* _DATA FOR PROCESSING_
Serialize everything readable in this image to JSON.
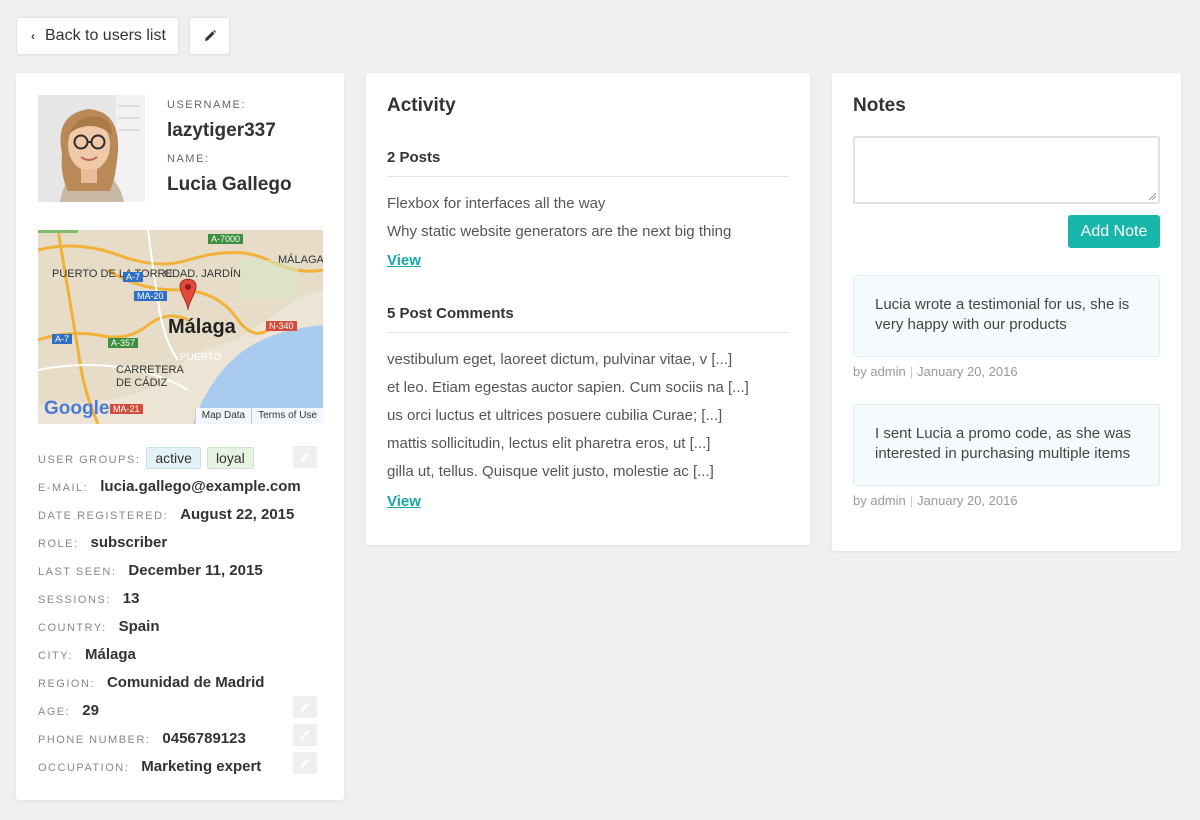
{
  "toolbar": {
    "back_label": "Back to users list"
  },
  "profile": {
    "username_label": "USERNAME:",
    "username": "lazytiger337",
    "name_label": "NAME:",
    "name": "Lucia Gallego",
    "map": {
      "city_label": "Málaga",
      "places": [
        "PUERTO DE LA TORRE",
        "CDAD. JARDÍN",
        "MÁLAGA",
        "PUERTO",
        "CARRETERA DE CÁDIZ"
      ],
      "roads": [
        "A-7000",
        "A-7",
        "MA-20",
        "N-340",
        "A-357",
        "A-7",
        "MA-21"
      ],
      "footer_map_data": "Map Data",
      "footer_terms": "Terms of Use",
      "logo": "Google"
    },
    "details": {
      "groups_label": "USER GROUPS:",
      "groups": [
        "active",
        "loyal"
      ],
      "email_label": "E-MAIL:",
      "email": "lucia.gallego@example.com",
      "registered_label": "DATE REGISTERED:",
      "registered": "August 22, 2015",
      "role_label": "ROLE:",
      "role": "subscriber",
      "last_seen_label": "LAST SEEN:",
      "last_seen": "December 11, 2015",
      "sessions_label": "SESSIONS:",
      "sessions": "13",
      "country_label": "COUNTRY:",
      "country": "Spain",
      "city_label": "CITY:",
      "city": "Málaga",
      "region_label": "REGION:",
      "region": "Comunidad de Madrid",
      "age_label": "AGE:",
      "age": "29",
      "phone_label": "PHONE NUMBER:",
      "phone": "0456789123",
      "occupation_label": "OCCUPATION:",
      "occupation": "Marketing expert"
    }
  },
  "activity": {
    "title": "Activity",
    "posts_title": "2 Posts",
    "posts": [
      "Flexbox for interfaces all the way",
      "Why static website generators are the next big thing"
    ],
    "posts_view": "View",
    "comments_title": "5 Post Comments",
    "comments": [
      "vestibulum eget, laoreet dictum, pulvinar vitae, v [...]",
      "et leo. Etiam egestas auctor sapien. Cum sociis na [...]",
      "us orci luctus et ultrices posuere cubilia Curae; [...]",
      "mattis sollicitudin, lectus elit pharetra eros, ut [...]",
      "gilla ut, tellus. Quisque velit justo, molestie ac [...]"
    ],
    "comments_view": "View"
  },
  "notes": {
    "title": "Notes",
    "input_value": "",
    "add_label": "Add Note",
    "items": [
      {
        "text": "Lucia wrote a testimonial for us, she is very happy with our products",
        "author": "by admin",
        "date": "January 20, 2016"
      },
      {
        "text": "I sent Lucia a promo code, as she was interested in purchasing multiple items",
        "author": "by admin",
        "date": "January 20, 2016"
      }
    ]
  },
  "colors": {
    "accent": "#18b5ab",
    "link": "#1aa6a6",
    "background": "#efefef"
  }
}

* _EXERCISE OBJECTIVE_
Would you set down the listing exactly, omitting pictures?

* _EXERCISE RESULT_
Serialize everything readable in this image to JSON.
{
  "toolbar": {
    "back_label": "Back to users list"
  },
  "profile": {
    "username_label": "USERNAME:",
    "username": "lazytiger337",
    "name_label": "NAME:",
    "name": "Lucia Gallego",
    "map": {
      "city_label": "Málaga",
      "places": [
        "PUERTO DE LA TORRE",
        "CDAD. JARDÍN",
        "MÁLAGA",
        "PUERTO",
        "CARRETERA DE CÁDIZ"
      ],
      "roads": [
        "A-7000",
        "A-7",
        "MA-20",
        "N-340",
        "A-357",
        "A-7",
        "MA-21"
      ],
      "footer_map_data": "Map Data",
      "footer_terms": "Terms of Use",
      "logo": "Google"
    },
    "details": {
      "groups_label": "USER GROUPS:",
      "groups": [
        "active",
        "loyal"
      ],
      "email_label": "E-MAIL:",
      "email": "lucia.gallego@example.com",
      "registered_label": "DATE REGISTERED:",
      "registered": "August 22, 2015",
      "role_label": "ROLE:",
      "role": "subscriber",
      "last_seen_label": "LAST SEEN:",
      "last_seen": "December 11, 2015",
      "sessions_label": "SESSIONS:",
      "sessions": "13",
      "country_label": "COUNTRY:",
      "country": "Spain",
      "city_label": "CITY:",
      "city": "Málaga",
      "region_label": "REGION:",
      "region": "Comunidad de Madrid",
      "age_label": "AGE:",
      "age": "29",
      "phone_label": "PHONE NUMBER:",
      "phone": "0456789123",
      "occupation_label": "OCCUPATION:",
      "occupation": "Marketing expert"
    }
  },
  "activity": {
    "title": "Activity",
    "posts_title": "2 Posts",
    "posts": [
      "Flexbox for interfaces all the way",
      "Why static website generators are the next big thing"
    ],
    "posts_view": "View",
    "comments_title": "5 Post Comments",
    "comments": [
      "vestibulum eget, laoreet dictum, pulvinar vitae, v [...]",
      "et leo. Etiam egestas auctor sapien. Cum sociis na [...]",
      "us orci luctus et ultrices posuere cubilia Curae; [...]",
      "mattis sollicitudin, lectus elit pharetra eros, ut [...]",
      "gilla ut, tellus. Quisque velit justo, molestie ac [...]"
    ],
    "comments_view": "View"
  },
  "notes": {
    "title": "Notes",
    "input_value": "",
    "add_label": "Add Note",
    "items": [
      {
        "text": "Lucia wrote a testimonial for us, she is very happy with our products",
        "author": "by admin",
        "date": "January 20, 2016"
      },
      {
        "text": "I sent Lucia a promo code, as she was interested in purchasing multiple items",
        "author": "by admin",
        "date": "January 20, 2016"
      }
    ]
  },
  "colors": {
    "accent": "#18b5ab",
    "link": "#1aa6a6",
    "background": "#efefef"
  }
}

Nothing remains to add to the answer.